### [DIRECTIONS]
Without the pictures, write out all the lines below exactly as they appear.

Collected data:
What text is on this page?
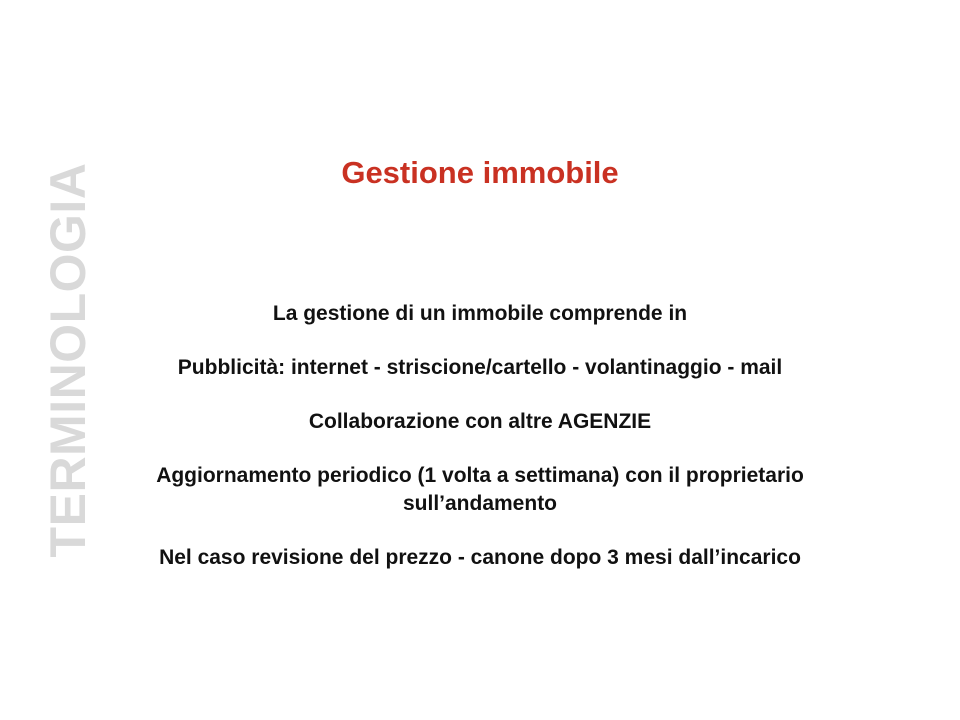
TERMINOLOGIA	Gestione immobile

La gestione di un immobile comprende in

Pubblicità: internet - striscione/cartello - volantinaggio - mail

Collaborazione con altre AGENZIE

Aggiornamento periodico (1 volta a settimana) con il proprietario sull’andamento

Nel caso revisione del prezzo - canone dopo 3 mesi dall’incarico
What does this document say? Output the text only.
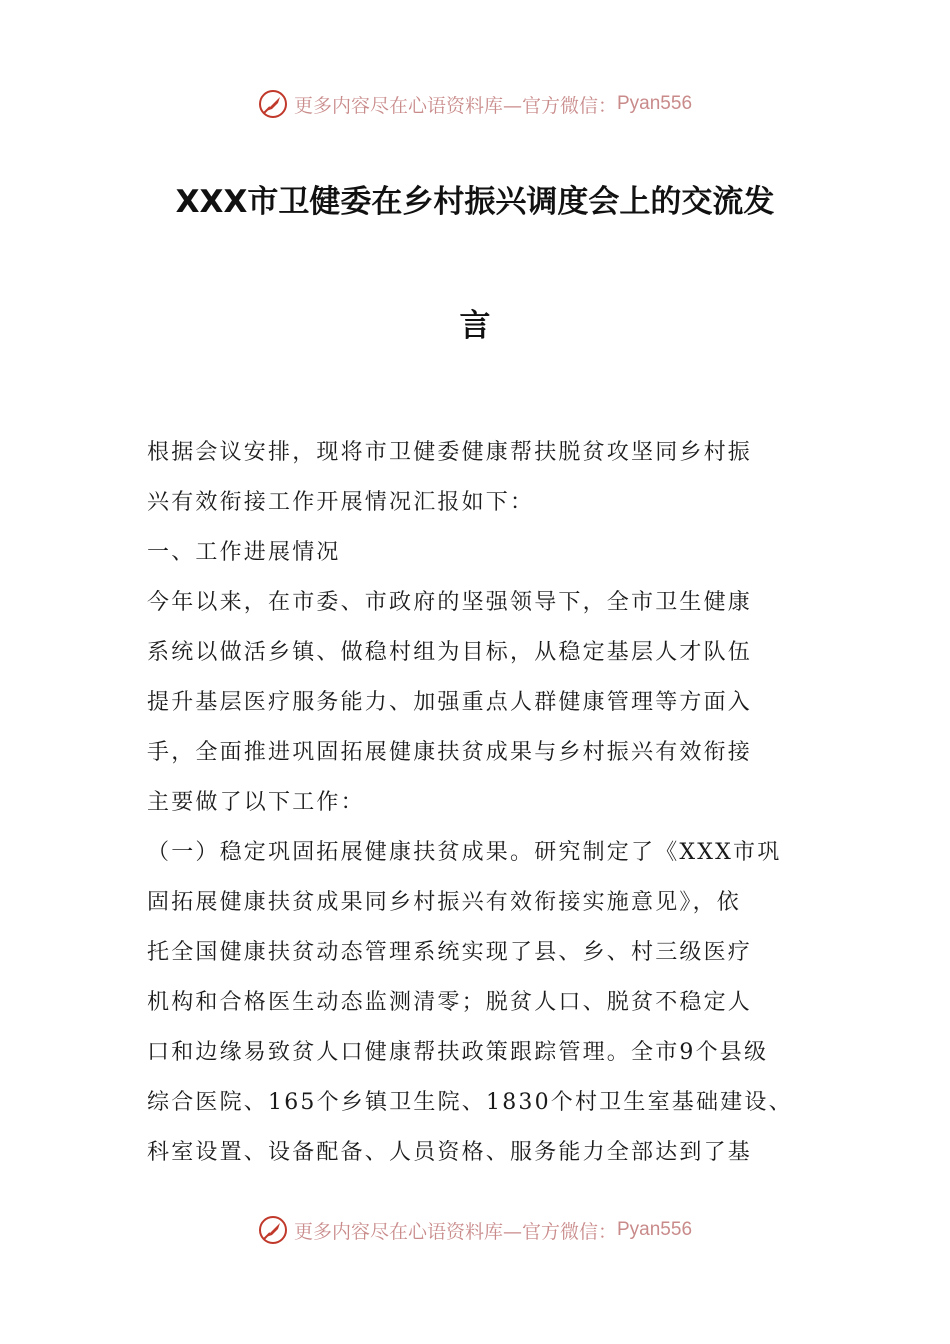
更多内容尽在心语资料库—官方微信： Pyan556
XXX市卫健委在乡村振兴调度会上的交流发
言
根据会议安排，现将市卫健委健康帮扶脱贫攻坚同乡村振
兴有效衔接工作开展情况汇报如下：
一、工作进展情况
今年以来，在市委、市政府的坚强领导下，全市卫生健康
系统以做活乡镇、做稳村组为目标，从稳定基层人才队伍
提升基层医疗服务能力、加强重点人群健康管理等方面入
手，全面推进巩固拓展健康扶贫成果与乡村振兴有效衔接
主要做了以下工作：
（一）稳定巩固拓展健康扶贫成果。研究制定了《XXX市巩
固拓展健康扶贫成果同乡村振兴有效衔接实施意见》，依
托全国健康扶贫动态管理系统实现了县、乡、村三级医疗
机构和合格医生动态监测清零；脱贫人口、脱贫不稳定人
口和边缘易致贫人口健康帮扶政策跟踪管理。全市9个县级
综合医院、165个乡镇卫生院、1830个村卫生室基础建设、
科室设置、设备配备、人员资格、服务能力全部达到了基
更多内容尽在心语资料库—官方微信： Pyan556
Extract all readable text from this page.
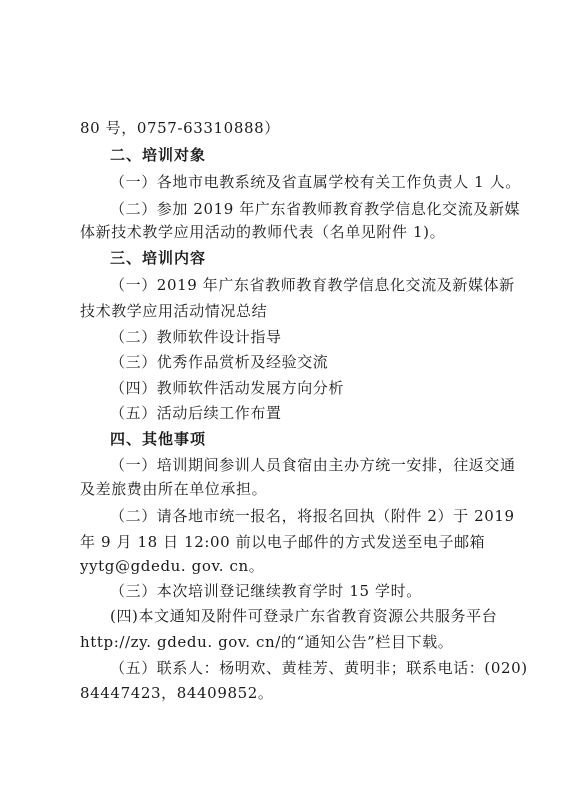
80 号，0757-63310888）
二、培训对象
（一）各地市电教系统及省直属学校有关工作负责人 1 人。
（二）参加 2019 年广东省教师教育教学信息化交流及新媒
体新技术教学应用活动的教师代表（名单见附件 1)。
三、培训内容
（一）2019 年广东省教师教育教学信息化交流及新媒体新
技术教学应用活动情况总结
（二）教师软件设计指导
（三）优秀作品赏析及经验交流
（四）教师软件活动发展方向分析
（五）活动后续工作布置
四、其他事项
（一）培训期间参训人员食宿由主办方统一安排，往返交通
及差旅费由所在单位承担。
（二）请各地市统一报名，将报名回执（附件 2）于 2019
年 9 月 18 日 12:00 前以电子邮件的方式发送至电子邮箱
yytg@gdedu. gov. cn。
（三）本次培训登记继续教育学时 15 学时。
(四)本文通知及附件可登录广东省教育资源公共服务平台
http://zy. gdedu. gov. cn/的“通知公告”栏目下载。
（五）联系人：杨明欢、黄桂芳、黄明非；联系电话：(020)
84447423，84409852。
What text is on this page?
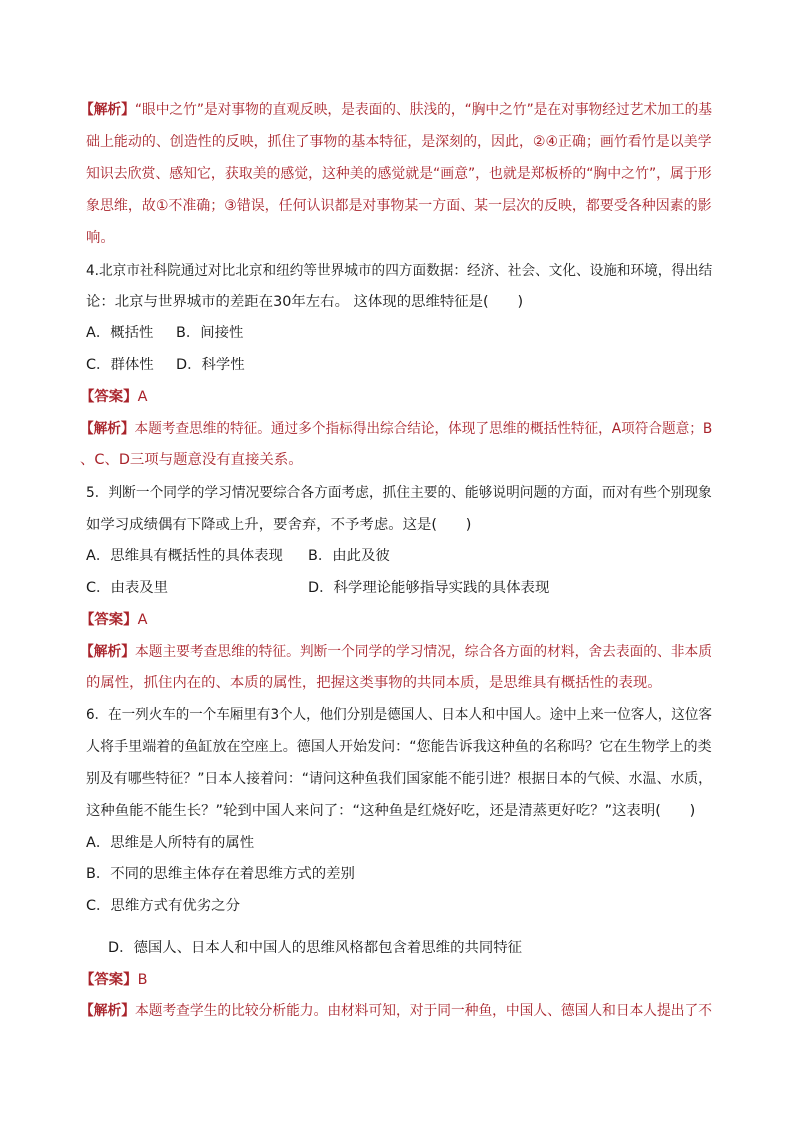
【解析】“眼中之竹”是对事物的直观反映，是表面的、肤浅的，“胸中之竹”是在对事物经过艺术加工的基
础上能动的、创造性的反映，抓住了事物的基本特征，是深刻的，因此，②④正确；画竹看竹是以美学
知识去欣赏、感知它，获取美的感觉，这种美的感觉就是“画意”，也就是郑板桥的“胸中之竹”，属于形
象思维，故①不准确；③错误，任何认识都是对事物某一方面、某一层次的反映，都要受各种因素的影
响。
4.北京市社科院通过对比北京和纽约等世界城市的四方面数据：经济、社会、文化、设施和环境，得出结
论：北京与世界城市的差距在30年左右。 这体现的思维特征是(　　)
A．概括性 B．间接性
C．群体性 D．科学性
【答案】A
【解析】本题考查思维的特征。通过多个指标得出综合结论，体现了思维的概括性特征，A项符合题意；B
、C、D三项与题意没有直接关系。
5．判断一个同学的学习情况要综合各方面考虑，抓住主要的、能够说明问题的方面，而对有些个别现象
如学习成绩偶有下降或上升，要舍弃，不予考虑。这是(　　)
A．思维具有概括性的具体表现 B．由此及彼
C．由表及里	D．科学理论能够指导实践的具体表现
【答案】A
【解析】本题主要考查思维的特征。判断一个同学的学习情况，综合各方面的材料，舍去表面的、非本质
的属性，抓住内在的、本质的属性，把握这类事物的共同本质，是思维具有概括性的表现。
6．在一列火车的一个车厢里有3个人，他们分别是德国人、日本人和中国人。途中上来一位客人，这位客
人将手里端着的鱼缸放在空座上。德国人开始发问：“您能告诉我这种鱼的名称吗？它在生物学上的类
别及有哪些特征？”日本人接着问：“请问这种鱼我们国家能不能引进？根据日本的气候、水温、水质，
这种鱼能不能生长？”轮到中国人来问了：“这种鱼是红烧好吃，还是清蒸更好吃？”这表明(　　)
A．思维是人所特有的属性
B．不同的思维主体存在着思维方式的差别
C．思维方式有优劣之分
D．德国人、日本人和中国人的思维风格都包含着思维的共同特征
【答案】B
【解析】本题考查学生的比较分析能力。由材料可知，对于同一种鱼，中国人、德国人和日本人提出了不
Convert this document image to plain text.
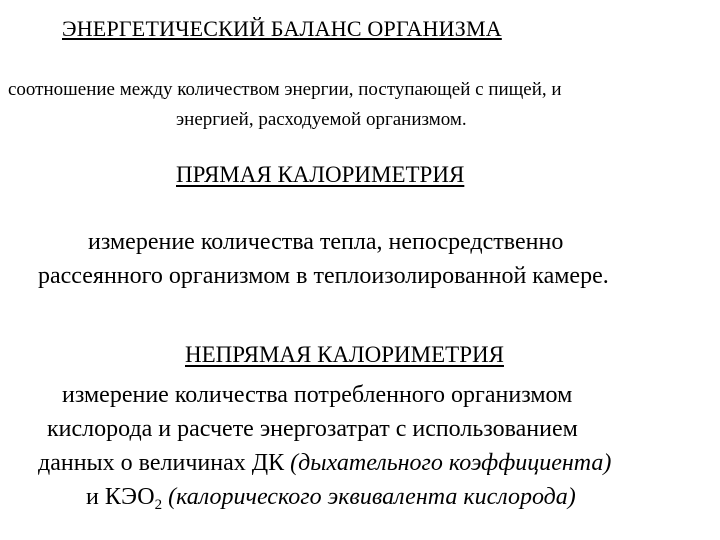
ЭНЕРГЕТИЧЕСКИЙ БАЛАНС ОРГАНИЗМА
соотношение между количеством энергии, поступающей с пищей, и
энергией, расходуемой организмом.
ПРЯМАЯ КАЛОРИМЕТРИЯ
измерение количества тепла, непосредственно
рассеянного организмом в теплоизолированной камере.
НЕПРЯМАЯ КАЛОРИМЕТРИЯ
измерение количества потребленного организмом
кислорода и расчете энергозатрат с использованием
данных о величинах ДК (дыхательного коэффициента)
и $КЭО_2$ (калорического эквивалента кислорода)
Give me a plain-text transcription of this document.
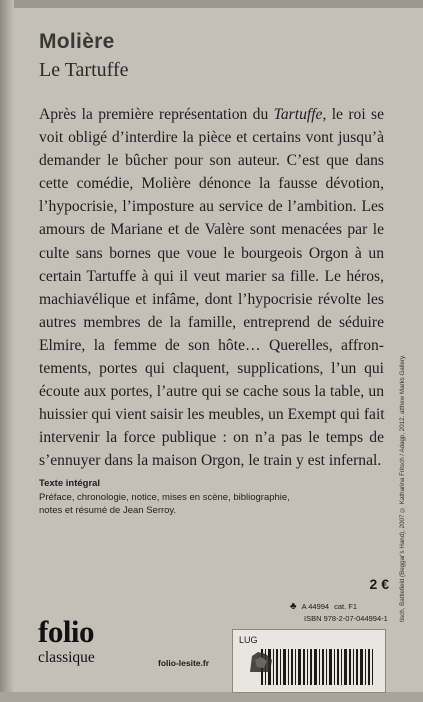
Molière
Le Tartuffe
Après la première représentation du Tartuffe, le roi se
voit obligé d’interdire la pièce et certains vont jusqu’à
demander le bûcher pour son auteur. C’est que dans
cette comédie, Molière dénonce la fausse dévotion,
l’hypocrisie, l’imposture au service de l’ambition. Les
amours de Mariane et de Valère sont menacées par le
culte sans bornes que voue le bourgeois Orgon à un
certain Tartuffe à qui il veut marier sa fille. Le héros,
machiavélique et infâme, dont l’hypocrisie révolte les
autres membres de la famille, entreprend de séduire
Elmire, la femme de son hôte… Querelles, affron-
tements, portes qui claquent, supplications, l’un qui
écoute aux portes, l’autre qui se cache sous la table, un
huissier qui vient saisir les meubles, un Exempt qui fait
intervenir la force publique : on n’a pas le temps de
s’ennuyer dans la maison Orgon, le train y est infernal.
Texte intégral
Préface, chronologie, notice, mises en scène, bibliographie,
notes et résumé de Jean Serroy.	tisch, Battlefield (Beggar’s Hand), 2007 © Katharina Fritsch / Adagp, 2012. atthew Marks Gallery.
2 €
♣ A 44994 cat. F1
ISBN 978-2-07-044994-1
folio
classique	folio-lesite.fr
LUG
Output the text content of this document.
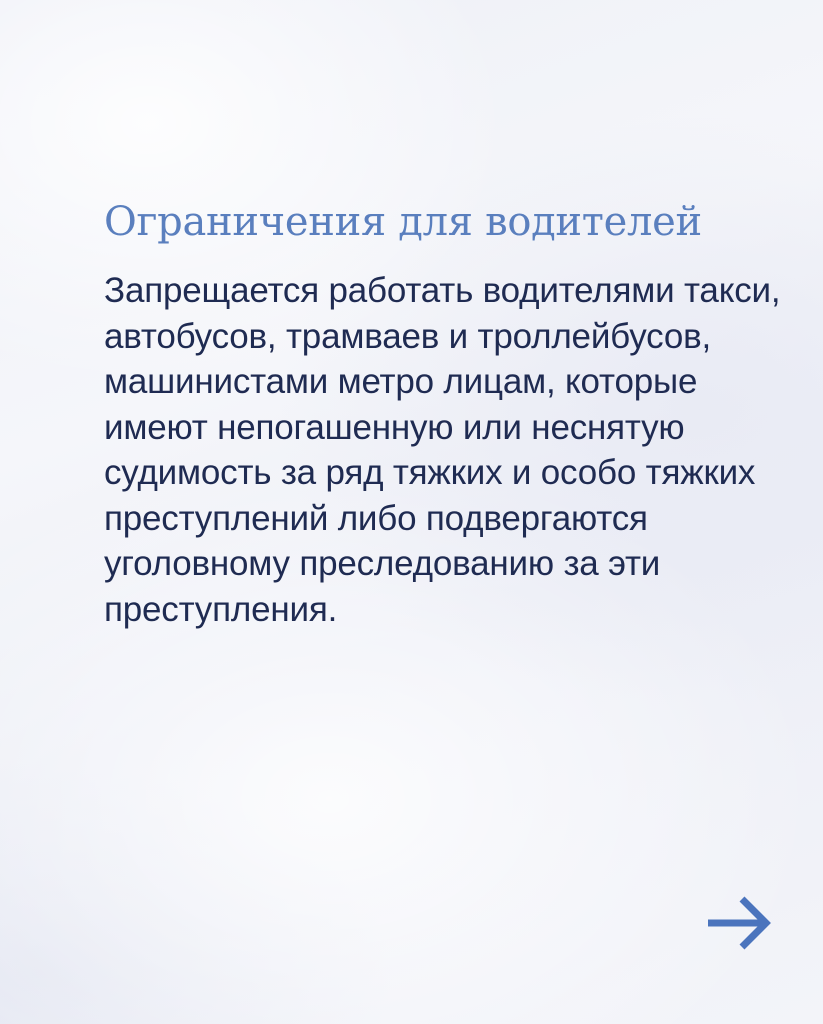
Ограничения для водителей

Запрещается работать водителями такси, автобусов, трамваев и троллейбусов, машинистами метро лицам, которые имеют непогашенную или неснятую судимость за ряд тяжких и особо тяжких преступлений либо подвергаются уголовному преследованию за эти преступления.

### [THE COMPLETED TASK]
What text is on this page?
TERMINOLOGIA	Gestione immobile

La gestione di un immobile comprende in

Pubblicità: internet - striscione/cartello - volantinaggio - mail

Collaborazione con altre AGENZIE

Aggiornamento periodico (1 volta a settimana) con il proprietario sull’andamento

Nel caso revisione del prezzo - canone dopo 3 mesi dall’incarico
What does this document say? Output the text only.
更多内容尽在心语资料库—官方微信： Pyan556
XXX市卫健委在乡村振兴调度会上的交流发
言
根据会议安排，现将市卫健委健康帮扶脱贫攻坚同乡村振
兴有效衔接工作开展情况汇报如下：
一、工作进展情况
今年以来，在市委、市政府的坚强领导下，全市卫生健康
系统以做活乡镇、做稳村组为目标，从稳定基层人才队伍
提升基层医疗服务能力、加强重点人群健康管理等方面入
手，全面推进巩固拓展健康扶贫成果与乡村振兴有效衔接
主要做了以下工作：
（一）稳定巩固拓展健康扶贫成果。研究制定了《XXX市巩
固拓展健康扶贫成果同乡村振兴有效衔接实施意见》，依
托全国健康扶贫动态管理系统实现了县、乡、村三级医疗
机构和合格医生动态监测清零；脱贫人口、脱贫不稳定人
口和边缘易致贫人口健康帮扶政策跟踪管理。全市9个县级
综合医院、165个乡镇卫生院、1830个村卫生室基础建设、
科室设置、设备配备、人员资格、服务能力全部达到了基
更多内容尽在心语资料库—官方微信： Pyan556
Extract all readable text from this page.
80 号，0757-63310888）
二、培训对象
（一）各地市电教系统及省直属学校有关工作负责人 1 人。
（二）参加 2019 年广东省教师教育教学信息化交流及新媒
体新技术教学应用活动的教师代表（名单见附件 1)。
三、培训内容
（一）2019 年广东省教师教育教学信息化交流及新媒体新
技术教学应用活动情况总结
（二）教师软件设计指导
（三）优秀作品赏析及经验交流
（四）教师软件活动发展方向分析
（五）活动后续工作布置
四、其他事项
（一）培训期间参训人员食宿由主办方统一安排，往返交通
及差旅费由所在单位承担。
（二）请各地市统一报名，将报名回执（附件 2）于 2019
年 9 月 18 日 12:00 前以电子邮件的方式发送至电子邮箱
yytg@gdedu. gov. cn。
（三）本次培训登记继续教育学时 15 学时。
(四)本文通知及附件可登录广东省教育资源公共服务平台
http://zy. gdedu. gov. cn/的“通知公告”栏目下载。
（五）联系人：杨明欢、黄桂芳、黄明非；联系电话：(020)
84447423，84409852。
What text is on this page?
【解析】“眼中之竹”是对事物的直观反映，是表面的、肤浅的，“胸中之竹”是在对事物经过艺术加工的基
础上能动的、创造性的反映，抓住了事物的基本特征，是深刻的，因此，②④正确；画竹看竹是以美学
知识去欣赏、感知它，获取美的感觉，这种美的感觉就是“画意”，也就是郑板桥的“胸中之竹”，属于形
象思维，故①不准确；③错误，任何认识都是对事物某一方面、某一层次的反映，都要受各种因素的影
响。
4.北京市社科院通过对比北京和纽约等世界城市的四方面数据：经济、社会、文化、设施和环境，得出结
论：北京与世界城市的差距在30年左右。 这体现的思维特征是(　　)
A．概括性 B．间接性
C．群体性 D．科学性
【答案】A
【解析】本题考查思维的特征。通过多个指标得出综合结论，体现了思维的概括性特征，A项符合题意；B
、C、D三项与题意没有直接关系。
5．判断一个同学的学习情况要综合各方面考虑，抓住主要的、能够说明问题的方面，而对有些个别现象
如学习成绩偶有下降或上升，要舍弃，不予考虑。这是(　　)
A．思维具有概括性的具体表现 B．由此及彼
C．由表及里	D．科学理论能够指导实践的具体表现
【答案】A
【解析】本题主要考查思维的特征。判断一个同学的学习情况，综合各方面的材料，舍去表面的、非本质
的属性，抓住内在的、本质的属性，把握这类事物的共同本质，是思维具有概括性的表现。
6．在一列火车的一个车厢里有3个人，他们分别是德国人、日本人和中国人。途中上来一位客人，这位客
人将手里端着的鱼缸放在空座上。德国人开始发问：“您能告诉我这种鱼的名称吗？它在生物学上的类
别及有哪些特征？”日本人接着问：“请问这种鱼我们国家能不能引进？根据日本的气候、水温、水质，
这种鱼能不能生长？”轮到中国人来问了：“这种鱼是红烧好吃，还是清蒸更好吃？”这表明(　　)
A．思维是人所特有的属性
B．不同的思维主体存在着思维方式的差别
C．思维方式有优劣之分
D．德国人、日本人和中国人的思维风格都包含着思维的共同特征
【答案】B
【解析】本题考查学生的比较分析能力。由材料可知，对于同一种鱼，中国人、德国人和日本人提出了不
Convert this document image to plain text.
ЭНЕРГЕТИЧЕСКИЙ БАЛАНС ОРГАНИЗМА
соотношение между количеством энергии, поступающей с пищей, и
энергией, расходуемой организмом.
ПРЯМАЯ КАЛОРИМЕТРИЯ
измерение количества тепла, непосредственно
рассеянного организмом в теплоизолированной камере.
НЕПРЯМАЯ КАЛОРИМЕТРИЯ
измерение количества потребленного организмом
кислорода и расчете энергозатрат с использованием
данных о величинах ДК (дыхательного коэффициента)
и $КЭО_2$ (калорического эквивалента кислорода)
Give me a plain-text transcription of this document.
Molière
Le Tartuffe
Après la première représentation du Tartuffe, le roi se
voit obligé d’interdire la pièce et certains vont jusqu’à
demander le bûcher pour son auteur. C’est que dans
cette comédie, Molière dénonce la fausse dévotion,
l’hypocrisie, l’imposture au service de l’ambition. Les
amours de Mariane et de Valère sont menacées par le
culte sans bornes que voue le bourgeois Orgon à un
certain Tartuffe à qui il veut marier sa fille. Le héros,
machiavélique et infâme, dont l’hypocrisie révolte les
autres membres de la famille, entreprend de séduire
Elmire, la femme de son hôte… Querelles, affron-
tements, portes qui claquent, supplications, l’un qui
écoute aux portes, l’autre qui se cache sous la table, un
huissier qui vient saisir les meubles, un Exempt qui fait
intervenir la force publique : on n’a pas le temps de
s’ennuyer dans la maison Orgon, le train y est infernal.
Texte intégral
Préface, chronologie, notice, mises en scène, bibliographie,
notes et résumé de Jean Serroy.	tisch, Battlefield (Beggar’s Hand), 2007 © Katharina Fritsch / Adagp, 2012. atthew Marks Gallery.
2 €
♣ A 44994 cat. F1
ISBN 978-2-07-044994-1
folio
classique	folio-lesite.fr
LUG
Output the text content of this document.
Ограничения для водителей

Запрещается работать водителями такси, автобусов, трамваев и троллейбусов, машинистами метро лицам, которые имеют непогашенную или неснятую судимость за ряд тяжких и особо тяжких преступлений либо подвергаются уголовному преследованию за эти преступления.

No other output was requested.